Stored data
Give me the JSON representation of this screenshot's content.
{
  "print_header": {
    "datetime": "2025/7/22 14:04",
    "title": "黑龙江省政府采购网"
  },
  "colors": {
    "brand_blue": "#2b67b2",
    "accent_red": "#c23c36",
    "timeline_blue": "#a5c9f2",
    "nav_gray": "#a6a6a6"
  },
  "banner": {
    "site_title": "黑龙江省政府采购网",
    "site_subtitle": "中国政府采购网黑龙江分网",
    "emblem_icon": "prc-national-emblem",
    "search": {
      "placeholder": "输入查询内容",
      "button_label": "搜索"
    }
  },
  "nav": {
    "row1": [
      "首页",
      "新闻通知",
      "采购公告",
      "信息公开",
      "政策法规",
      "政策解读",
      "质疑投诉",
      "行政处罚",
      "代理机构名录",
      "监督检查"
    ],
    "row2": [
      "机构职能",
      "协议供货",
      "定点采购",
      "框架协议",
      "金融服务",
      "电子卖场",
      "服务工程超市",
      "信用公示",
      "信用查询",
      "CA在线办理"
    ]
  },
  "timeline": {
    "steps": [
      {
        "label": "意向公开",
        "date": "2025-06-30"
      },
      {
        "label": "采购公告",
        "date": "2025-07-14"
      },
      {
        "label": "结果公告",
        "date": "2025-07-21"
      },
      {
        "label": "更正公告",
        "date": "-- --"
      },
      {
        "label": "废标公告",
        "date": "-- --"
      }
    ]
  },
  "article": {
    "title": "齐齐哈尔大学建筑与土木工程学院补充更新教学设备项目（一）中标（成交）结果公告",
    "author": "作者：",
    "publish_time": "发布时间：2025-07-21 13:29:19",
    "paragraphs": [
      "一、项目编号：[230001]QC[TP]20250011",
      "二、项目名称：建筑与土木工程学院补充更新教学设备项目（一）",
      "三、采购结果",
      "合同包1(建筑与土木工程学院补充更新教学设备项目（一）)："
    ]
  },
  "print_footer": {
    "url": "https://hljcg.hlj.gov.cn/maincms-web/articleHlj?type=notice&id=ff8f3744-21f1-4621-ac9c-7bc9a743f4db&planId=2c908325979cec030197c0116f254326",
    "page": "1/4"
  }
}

PROBLEM DETAILS>
Return every line exactly.

WRITTEN ANSWER>
Give me the JSON representation of this screenshot's content.
{
  "print_header": {
    "datetime": "2025/7/22 14:04",
    "title": "黑龙江省政府采购网"
  },
  "colors": {
    "brand_blue": "#2b67b2",
    "accent_red": "#c23c36",
    "timeline_blue": "#a5c9f2",
    "nav_gray": "#a6a6a6"
  },
  "banner": {
    "site_title": "黑龙江省政府采购网",
    "site_subtitle": "中国政府采购网黑龙江分网",
    "emblem_icon": "prc-national-emblem",
    "search": {
      "placeholder": "输入查询内容",
      "button_label": "搜索"
    }
  },
  "nav": {
    "row1": [
      "首页",
      "新闻通知",
      "采购公告",
      "信息公开",
      "政策法规",
      "政策解读",
      "质疑投诉",
      "行政处罚",
      "代理机构名录",
      "监督检查"
    ],
    "row2": [
      "机构职能",
      "协议供货",
      "定点采购",
      "框架协议",
      "金融服务",
      "电子卖场",
      "服务工程超市",
      "信用公示",
      "信用查询",
      "CA在线办理"
    ]
  },
  "timeline": {
    "steps": [
      {
        "label": "意向公开",
        "date": "2025-06-30"
      },
      {
        "label": "采购公告",
        "date": "2025-07-14"
      },
      {
        "label": "结果公告",
        "date": "2025-07-21"
      },
      {
        "label": "更正公告",
        "date": "-- --"
      },
      {
        "label": "废标公告",
        "date": "-- --"
      }
    ]
  },
  "article": {
    "title": "齐齐哈尔大学建筑与土木工程学院补充更新教学设备项目（一）中标（成交）结果公告",
    "author": "作者：",
    "publish_time": "发布时间：2025-07-21 13:29:19",
    "paragraphs": [
      "一、项目编号：[230001]QC[TP]20250011",
      "二、项目名称：建筑与土木工程学院补充更新教学设备项目（一）",
      "三、采购结果",
      "合同包1(建筑与土木工程学院补充更新教学设备项目（一）)："
    ]
  },
  "print_footer": {
    "url": "https://hljcg.hlj.gov.cn/maincms-web/articleHlj?type=notice&id=ff8f3744-21f1-4621-ac9c-7bc9a743f4db&planId=2c908325979cec030197c0116f254326",
    "page": "1/4"
  }
}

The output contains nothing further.